— START Selected text —

Carts were three and four deep at the checkouts, but I was lucky enough to spot an empty lane. I stopped my cart and was reaching into it to place my goods on the conveyor when a grandmotherly woman bullishly pushed her cart in front of me. And yeah, it was loaded to the frigging brim. I was steaming at her effrontery, but held my peace.

As I left the store, guess what? Yeah. A middle-aged woman in front of me stopped in the doorway and began to examine her cart.  Not five feet in front of the doorway. Not five feet past the doorway. IN the damned doorway! Her husband obligingly blocked the rest of the doorway while she dawdled.

To clinch things, after I backed out of my parking space I was unable to move forward because a woman and her prepubescent son were wandering directly in front of me. And what did the idiot behind me do? Yeah, you guessed it-- blew their damned horn!

If all this happened once or twice, or a dozen times over the two and a quarter years I have lived here, I might have thought it just the nature of a few rude and obnoxious people, but it happens all the time. I didn't want to believe it was a Jersey thing, but yeah, it's a Jersey thing.

— END Selected text —
— START Source material —

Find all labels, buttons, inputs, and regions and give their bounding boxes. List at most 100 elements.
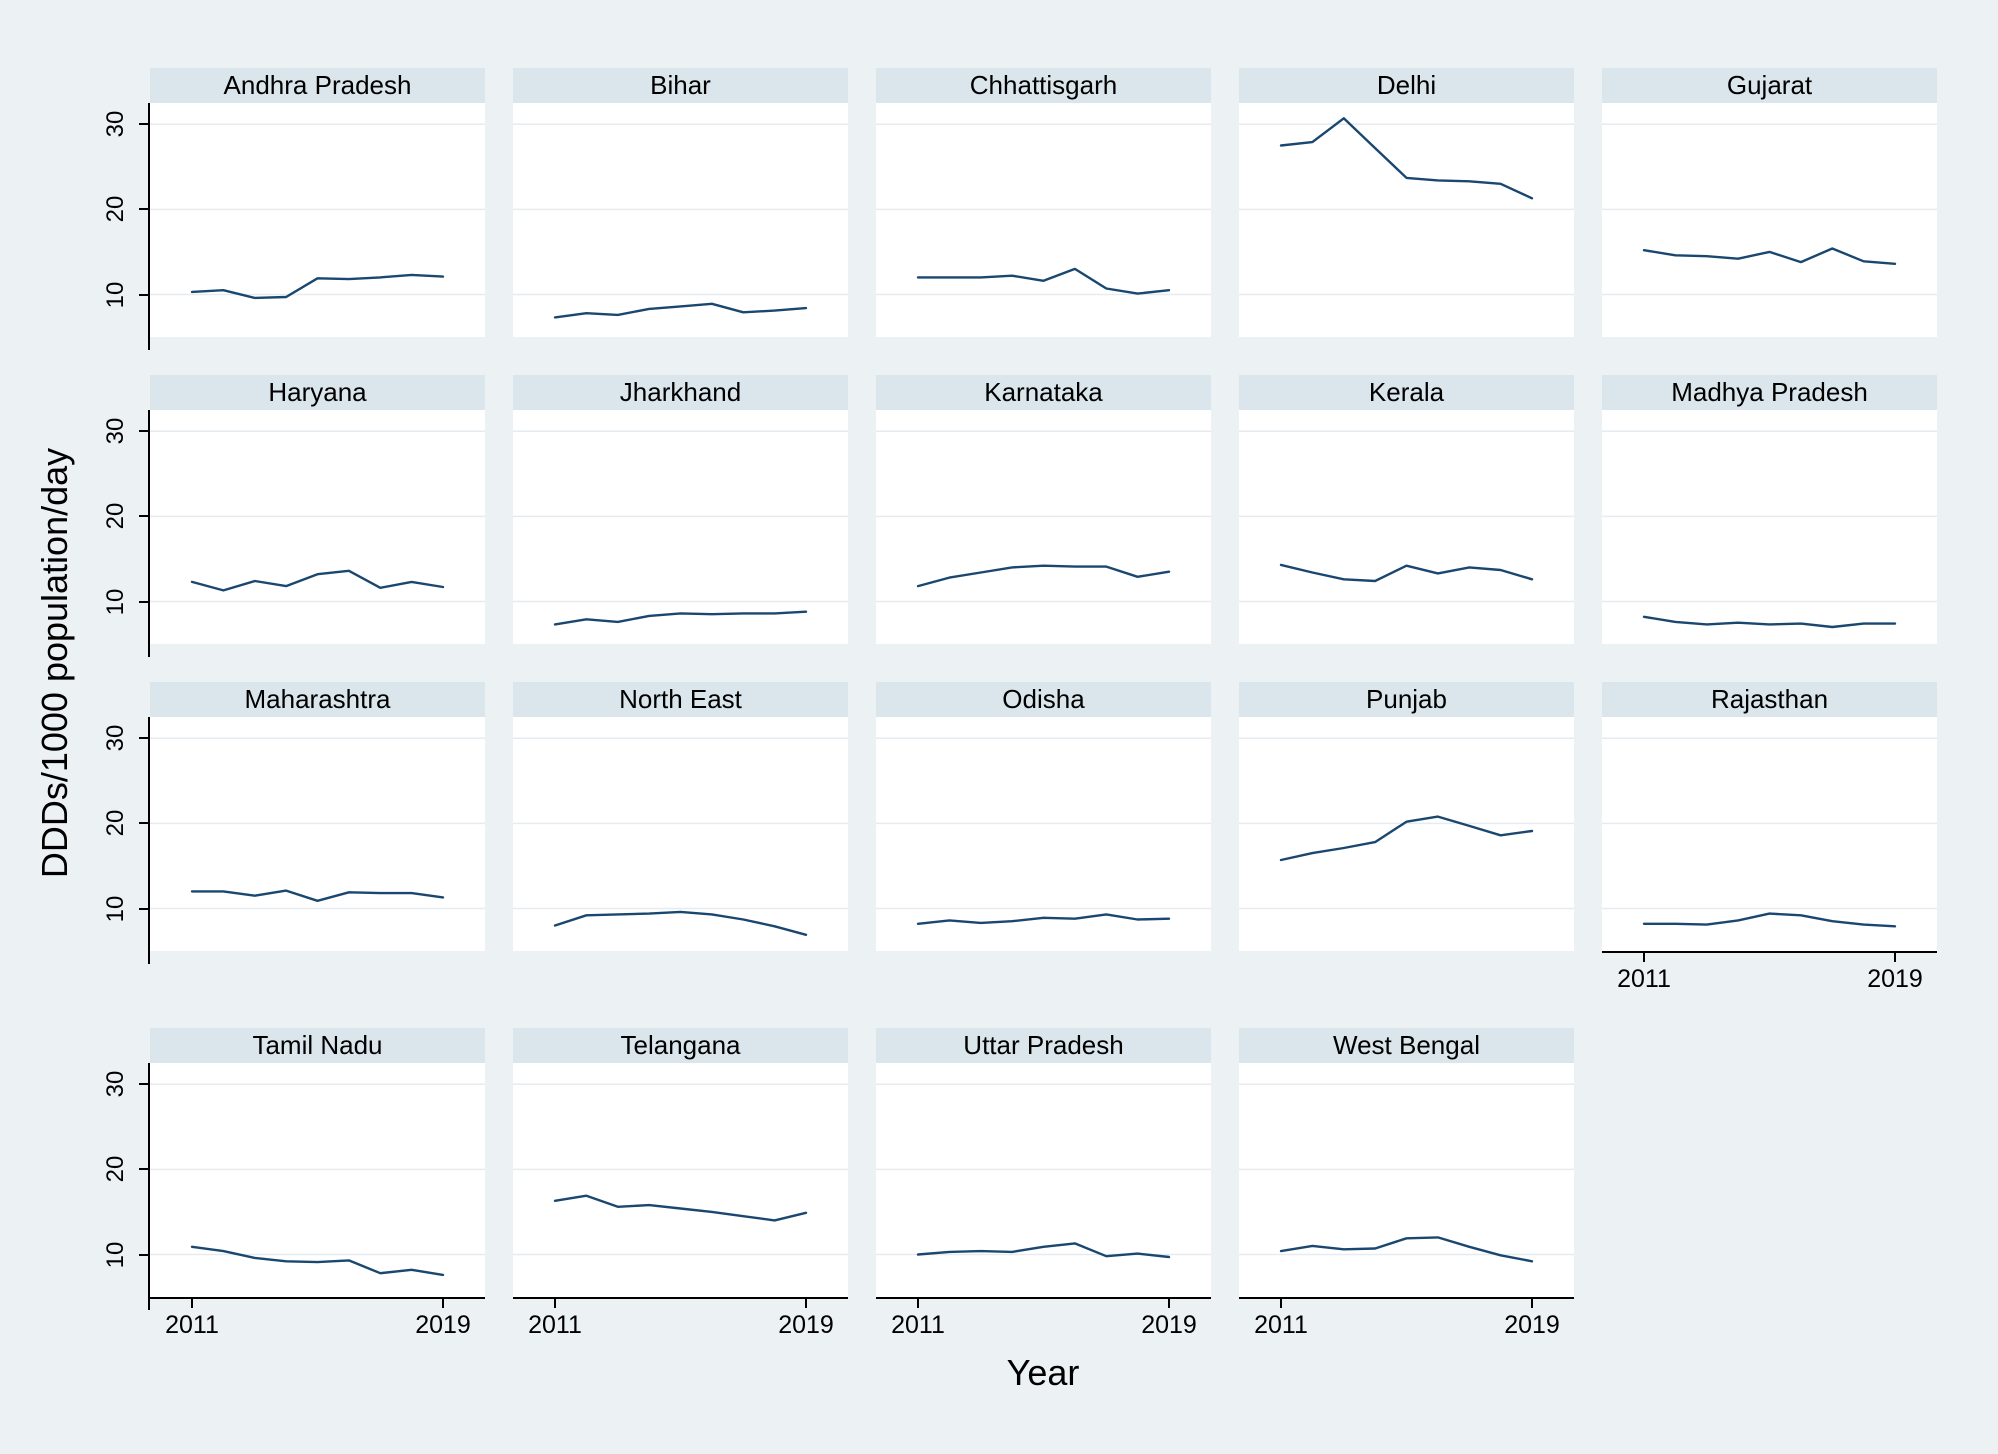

— END Source material —

:: Requirement ::
Reproduce the account of rude shoppers in full, word for word.

:: Solution ::
Carts were three and four deep at the checkouts, but I was lucky enough to spot an empty lane. I stopped my cart and was reaching into it to place my goods on the conveyor when a grandmotherly woman bullishly pushed her cart in front of me. And yeah, it was loaded to the frigging brim. I was steaming at her effrontery, but held my peace.

As I left the store, guess what? Yeah. A middle-aged woman in front of me stopped in the doorway and began to examine her cart.  Not five feet in front of the doorway. Not five feet past the doorway. IN the damned doorway! Her husband obligingly blocked the rest of the doorway while she dawdled.

To clinch things, after I backed out of my parking space I was unable to move forward because a woman and her prepubescent son were wandering directly in front of me. And what did the idiot behind me do? Yeah, you guessed it-- blew their damned horn!

If all this happened once or twice, or a dozen times over the two and a quarter years I have lived here, I might have thought it just the nature of a few rude and obnoxious people, but it happens all the time. I didn't want to believe it was a Jersey thing, but yeah, it's a Jersey thing.